►

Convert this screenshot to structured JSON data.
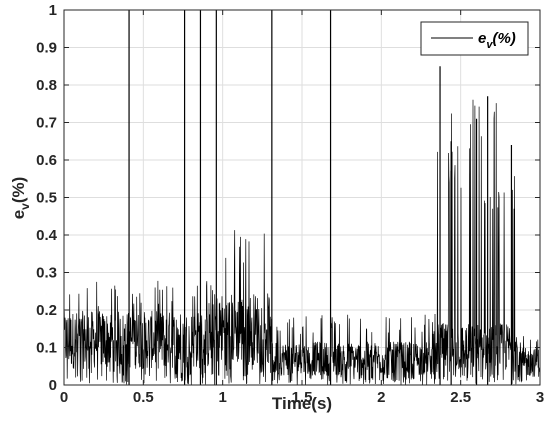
{
  "chart_data": {
    "type": "line",
    "title": "",
    "xlabel": "Time(s)",
    "ylabel": {
      "base": "e",
      "sub": "v",
      "suffix": "(%)"
    },
    "xlim": [
      0,
      3
    ],
    "ylim": [
      0,
      1
    ],
    "xticks": [
      0,
      0.5,
      1,
      1.5,
      2,
      2.5,
      3
    ],
    "xtick_labels": [
      "0",
      "0.5",
      "1",
      "1.5",
      "2",
      "2.5",
      "3"
    ],
    "yticks": [
      0,
      0.1,
      0.2,
      0.3,
      0.4,
      0.5,
      0.6,
      0.7,
      0.8,
      0.9,
      1
    ],
    "ytick_labels": [
      "0",
      "0.1",
      "0.2",
      "0.3",
      "0.4",
      "0.5",
      "0.6",
      "0.7",
      "0.8",
      "0.9",
      "1"
    ],
    "grid": true,
    "legend_position": "top-right",
    "series": [
      {
        "name": {
          "base": "e",
          "sub": "v",
          "suffix": "(%)"
        },
        "color": "#000000",
        "sample_step_s": 0.002,
        "envelope": [
          {
            "t_start": 0.0,
            "t_end": 0.02,
            "peak": 0.4,
            "base": 0.12
          },
          {
            "t_start": 0.02,
            "t_end": 0.95,
            "peak": 0.28,
            "base": 0.12
          },
          {
            "t_start": 0.95,
            "t_end": 1.3,
            "peak": 0.42,
            "base": 0.15
          },
          {
            "t_start": 1.3,
            "t_end": 2.35,
            "peak": 0.19,
            "base": 0.07
          },
          {
            "t_start": 2.35,
            "t_end": 2.86,
            "peak": 0.77,
            "base": 0.1
          },
          {
            "t_start": 2.86,
            "t_end": 3.0,
            "peak": 0.14,
            "base": 0.06
          }
        ],
        "spikes": [
          {
            "t": 0.41,
            "v": 1.0
          },
          {
            "t": 0.76,
            "v": 1.0
          },
          {
            "t": 0.86,
            "v": 1.0
          },
          {
            "t": 0.96,
            "v": 1.0
          },
          {
            "t": 1.31,
            "v": 1.0
          },
          {
            "t": 1.68,
            "v": 1.0
          },
          {
            "t": 2.37,
            "v": 0.85
          },
          {
            "t": 2.67,
            "v": 0.77
          },
          {
            "t": 2.6,
            "v": 0.71
          },
          {
            "t": 2.44,
            "v": 0.65
          },
          {
            "t": 2.82,
            "v": 0.64
          }
        ]
      }
    ]
  }
}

◄

• **Set problem**
Locate the word "base" in the records above, and return each line that has it.

• **Completed exercise**
      "base": "e",
          "base": "e",
            "base": 0.12
            "base": 0.12
            "base": 0.15
            "base": 0.07
            "base": 0.1
            "base": 0.06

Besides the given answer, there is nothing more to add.